Stored data:
##########

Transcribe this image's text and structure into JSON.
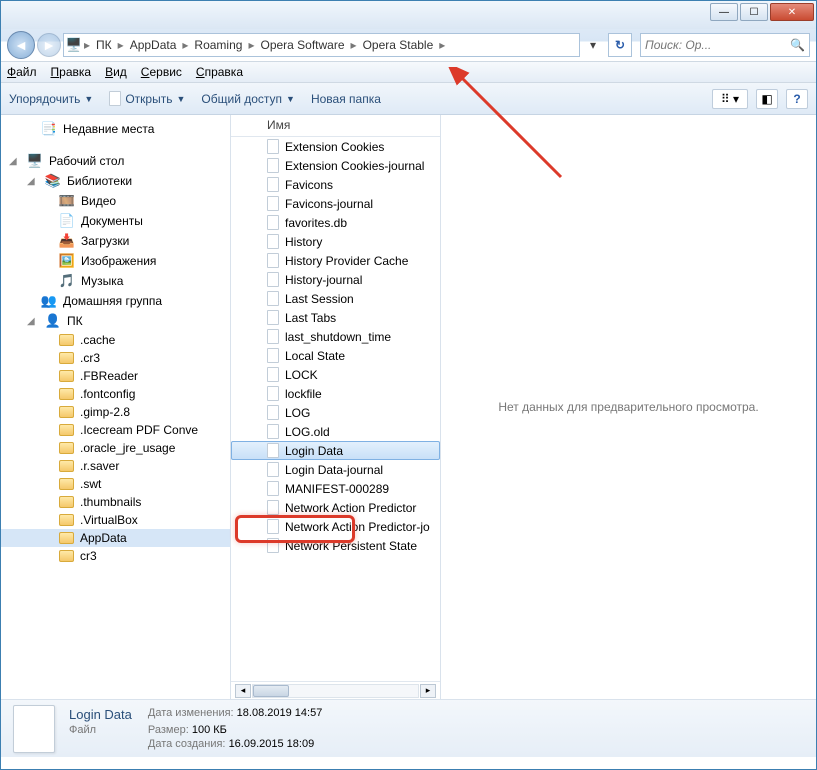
{
  "breadcrumb": [
    "ПК",
    "AppData",
    "Roaming",
    "Opera Software",
    "Opera Stable"
  ],
  "search_placeholder": "Поиск: Op...",
  "menu": {
    "file": "Файл",
    "edit": "Правка",
    "view": "Вид",
    "tools": "Сервис",
    "help": "Справка"
  },
  "toolbar": {
    "organize": "Упорядочить",
    "open": "Открыть",
    "share": "Общий доступ",
    "newfolder": "Новая папка"
  },
  "sidebar": [
    {
      "label": "Недавние места",
      "icon": "recent",
      "indent": 1
    },
    {
      "label": "",
      "spacer": true
    },
    {
      "label": "Рабочий стол",
      "icon": "desktop",
      "indent": 0,
      "exp": true
    },
    {
      "label": "Библиотеки",
      "icon": "library",
      "indent": 1,
      "exp": true
    },
    {
      "label": "Видео",
      "icon": "video",
      "indent": 2
    },
    {
      "label": "Документы",
      "icon": "doc",
      "indent": 2
    },
    {
      "label": "Загрузки",
      "icon": "down",
      "indent": 2
    },
    {
      "label": "Изображения",
      "icon": "img",
      "indent": 2
    },
    {
      "label": "Музыка",
      "icon": "music",
      "indent": 2
    },
    {
      "label": "Домашняя группа",
      "icon": "home",
      "indent": 1
    },
    {
      "label": "ПК",
      "icon": "user",
      "indent": 1,
      "exp": true
    },
    {
      "label": ".cache",
      "icon": "folder",
      "indent": 2
    },
    {
      "label": ".cr3",
      "icon": "folder",
      "indent": 2
    },
    {
      "label": ".FBReader",
      "icon": "folder",
      "indent": 2
    },
    {
      "label": ".fontconfig",
      "icon": "folder",
      "indent": 2
    },
    {
      "label": ".gimp-2.8",
      "icon": "folder",
      "indent": 2
    },
    {
      "label": ".Icecream PDF Conve",
      "icon": "folder",
      "indent": 2
    },
    {
      "label": ".oracle_jre_usage",
      "icon": "folder",
      "indent": 2
    },
    {
      "label": ".r.saver",
      "icon": "folder",
      "indent": 2
    },
    {
      "label": ".swt",
      "icon": "folder",
      "indent": 2
    },
    {
      "label": ".thumbnails",
      "icon": "folder",
      "indent": 2
    },
    {
      "label": ".VirtualBox",
      "icon": "folder",
      "indent": 2
    },
    {
      "label": "AppData",
      "icon": "folder",
      "indent": 2,
      "sel": true
    },
    {
      "label": "cr3",
      "icon": "folder",
      "indent": 2
    }
  ],
  "column_header": "Имя",
  "files": [
    "Extension Cookies",
    "Extension Cookies-journal",
    "Favicons",
    "Favicons-journal",
    "favorites.db",
    "History",
    "History Provider Cache",
    "History-journal",
    "Last Session",
    "Last Tabs",
    "last_shutdown_time",
    "Local State",
    "LOCK",
    "lockfile",
    "LOG",
    "LOG.old",
    "Login Data",
    "Login Data-journal",
    "MANIFEST-000289",
    "Network Action Predictor",
    "Network Action Predictor-jo",
    "Network Persistent State"
  ],
  "selected_index": 16,
  "preview_text": "Нет данных для предварительного просмотра.",
  "details": {
    "name": "Login Data",
    "type": "Файл",
    "mod_lbl": "Дата изменения:",
    "mod": "18.08.2019 14:57",
    "size_lbl": "Размер:",
    "size": "100 КБ",
    "created_lbl": "Дата создания:",
    "created": "16.09.2015 18:09"
  }
}
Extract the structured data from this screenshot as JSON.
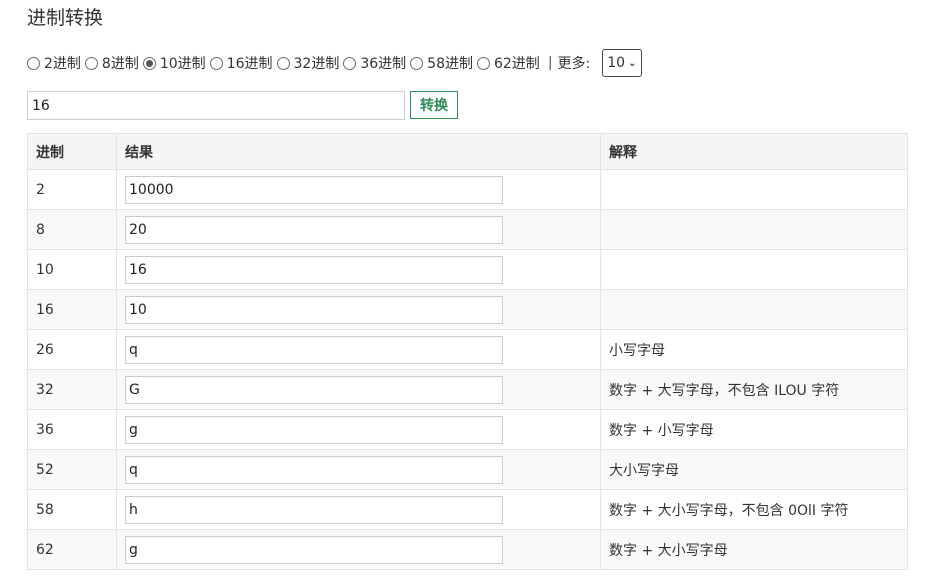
{
  "page": {
    "title": "进制转换"
  },
  "radix_options": [
    {
      "label": "2进制",
      "checked": false
    },
    {
      "label": "8进制",
      "checked": false
    },
    {
      "label": "10进制",
      "checked": true
    },
    {
      "label": "16进制",
      "checked": false
    },
    {
      "label": "32进制",
      "checked": false
    },
    {
      "label": "36进制",
      "checked": false
    },
    {
      "label": "58进制",
      "checked": false
    },
    {
      "label": "62进制",
      "checked": false
    }
  ],
  "more": {
    "separator": "|",
    "label": "更多:",
    "selected": "10"
  },
  "input": {
    "value": "16"
  },
  "convert_button": {
    "label": "转换"
  },
  "table": {
    "headers": {
      "base": "进制",
      "result": "结果",
      "explanation": "解释"
    },
    "rows": [
      {
        "base": "2",
        "result": "10000",
        "explanation": ""
      },
      {
        "base": "8",
        "result": "20",
        "explanation": ""
      },
      {
        "base": "10",
        "result": "16",
        "explanation": ""
      },
      {
        "base": "16",
        "result": "10",
        "explanation": ""
      },
      {
        "base": "26",
        "result": "q",
        "explanation": "小写字母"
      },
      {
        "base": "32",
        "result": "G",
        "explanation": "数字 + 大写字母，不包含 ILOU 字符"
      },
      {
        "base": "36",
        "result": "g",
        "explanation": "数字 + 小写字母"
      },
      {
        "base": "52",
        "result": "q",
        "explanation": "大小写字母"
      },
      {
        "base": "58",
        "result": "h",
        "explanation": "数字 + 大小写字母，不包含 0OlI 字符"
      },
      {
        "base": "62",
        "result": "g",
        "explanation": "数字 + 大小写字母"
      }
    ]
  }
}
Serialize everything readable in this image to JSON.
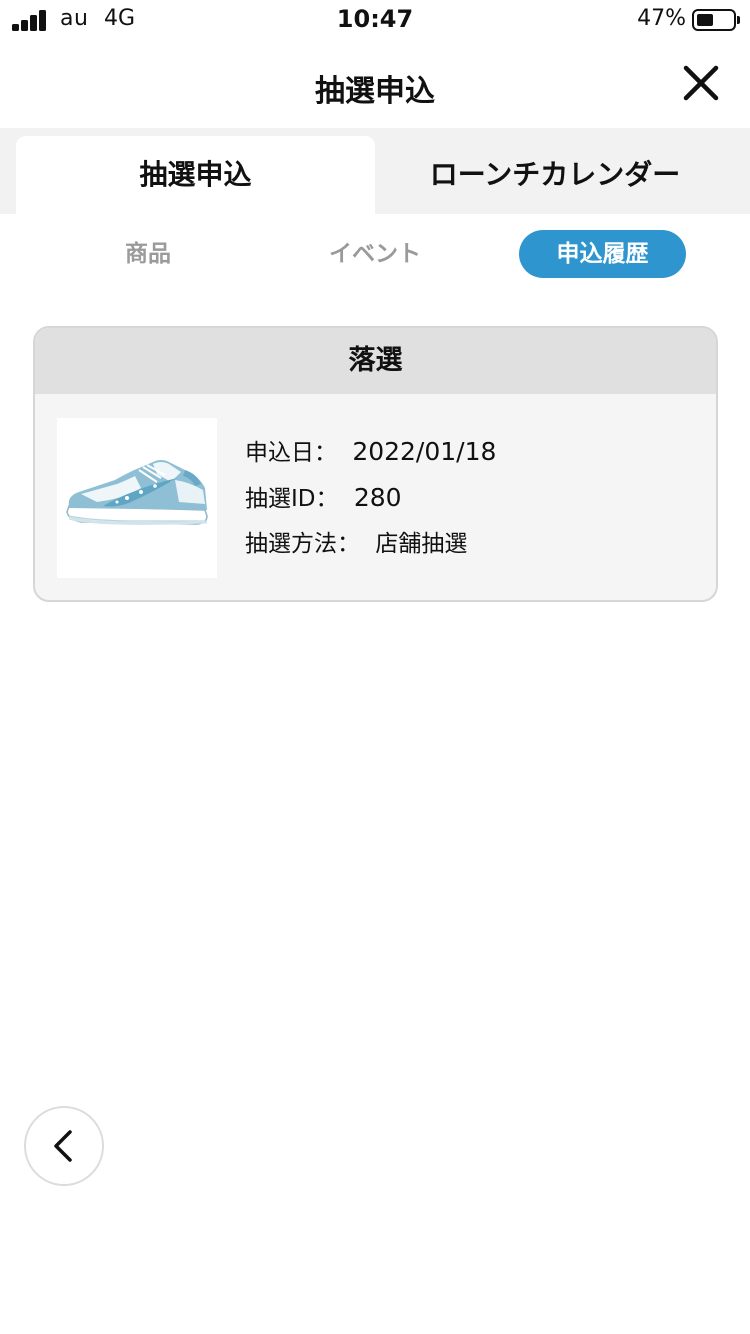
{
  "status_bar": {
    "carrier": "au",
    "network": "4G",
    "time": "10:47",
    "battery_percent": "47%",
    "battery_level": 0.47,
    "signal_icon": "cellular-signal-icon",
    "battery_icon": "battery-icon"
  },
  "header": {
    "title": "抽選申込",
    "close_icon": "close-icon"
  },
  "top_tabs": [
    {
      "label": "抽選申込",
      "active": true
    },
    {
      "label": "ローンチカレンダー",
      "active": false
    }
  ],
  "sub_tabs": [
    {
      "label": "商品",
      "active": false
    },
    {
      "label": "イベント",
      "active": false
    },
    {
      "label": "申込履歴",
      "active": true
    }
  ],
  "entry": {
    "status": "落選",
    "image_icon": "sneaker-image",
    "date_label": "申込日：",
    "date_value": "2022/01/18",
    "id_label": "抽選ID：",
    "id_value": "280",
    "method_label": "抽選方法：",
    "method_value": "店舗抽選"
  },
  "nav": {
    "back_icon": "chevron-left-icon"
  },
  "colors": {
    "accent": "#2e95cf",
    "tab_bar_bg": "#f2f2f2",
    "card_head_bg": "#e0e0e0",
    "card_bg": "#f5f5f5",
    "inactive_text": "#9a9a9a"
  }
}
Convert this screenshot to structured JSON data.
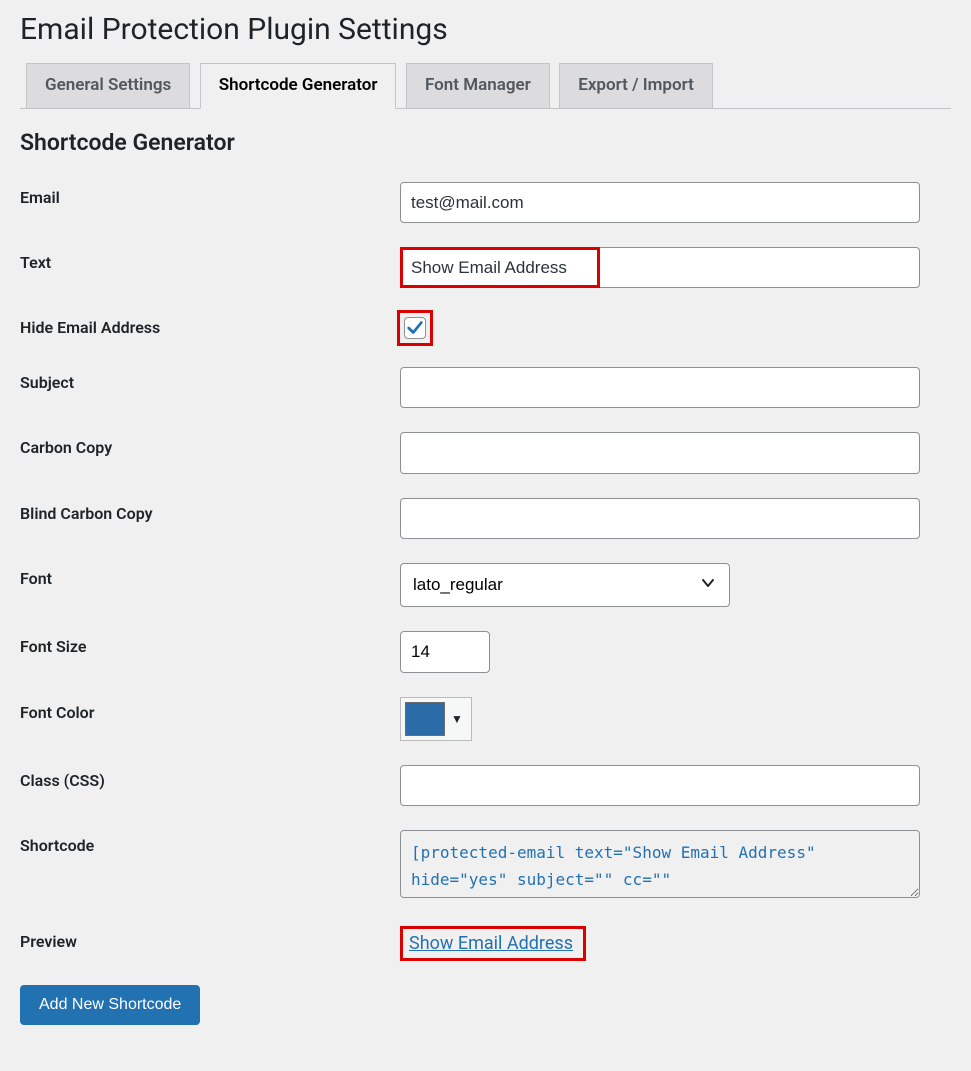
{
  "page": {
    "title": "Email Protection Plugin Settings"
  },
  "tabs": [
    {
      "label": "General Settings",
      "active": false
    },
    {
      "label": "Shortcode Generator",
      "active": true
    },
    {
      "label": "Font Manager",
      "active": false
    },
    {
      "label": "Export / Import",
      "active": false
    }
  ],
  "section": {
    "title": "Shortcode Generator"
  },
  "fields": {
    "email": {
      "label": "Email",
      "value": "test@mail.com"
    },
    "text": {
      "label": "Text",
      "value": "Show Email Address"
    },
    "hide": {
      "label": "Hide Email Address",
      "checked": true
    },
    "subject": {
      "label": "Subject",
      "value": ""
    },
    "cc": {
      "label": "Carbon Copy",
      "value": ""
    },
    "bcc": {
      "label": "Blind Carbon Copy",
      "value": ""
    },
    "font": {
      "label": "Font",
      "value": "lato_regular"
    },
    "font_size": {
      "label": "Font Size",
      "value": "14"
    },
    "font_color": {
      "label": "Font Color",
      "value": "#2a6ba8"
    },
    "css_class": {
      "label": "Class (CSS)",
      "value": ""
    },
    "shortcode": {
      "label": "Shortcode",
      "value": "[protected-email text=\"Show Email Address\" hide=\"yes\" subject=\"\" cc=\"\""
    },
    "preview": {
      "label": "Preview",
      "value": "Show Email Address"
    }
  },
  "buttons": {
    "add_new": "Add New Shortcode"
  }
}
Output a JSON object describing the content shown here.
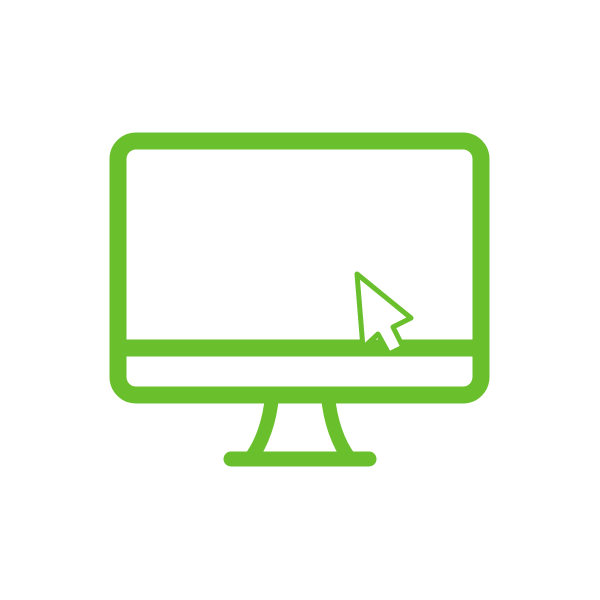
{
  "icon": {
    "name": "desktop-computer-with-cursor-icon",
    "parts": [
      "monitor-icon",
      "cursor-arrow-icon",
      "monitor-stand-icon"
    ]
  },
  "colors": {
    "stroke": "#6ABF2D",
    "background": "#FFFFFF"
  }
}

##########

# To be done
Starting at the line that contains "Output a JSON", restate each line verbatim through the final line of the listing, skipping all pictures.

# Answer below
Output a JSON object describing the content shown here.
{
  "icon": {
    "name": "desktop-computer-with-cursor-icon",
    "parts": [
      "monitor-icon",
      "cursor-arrow-icon",
      "monitor-stand-icon"
    ]
  },
  "colors": {
    "stroke": "#6ABF2D",
    "background": "#FFFFFF"
  }
}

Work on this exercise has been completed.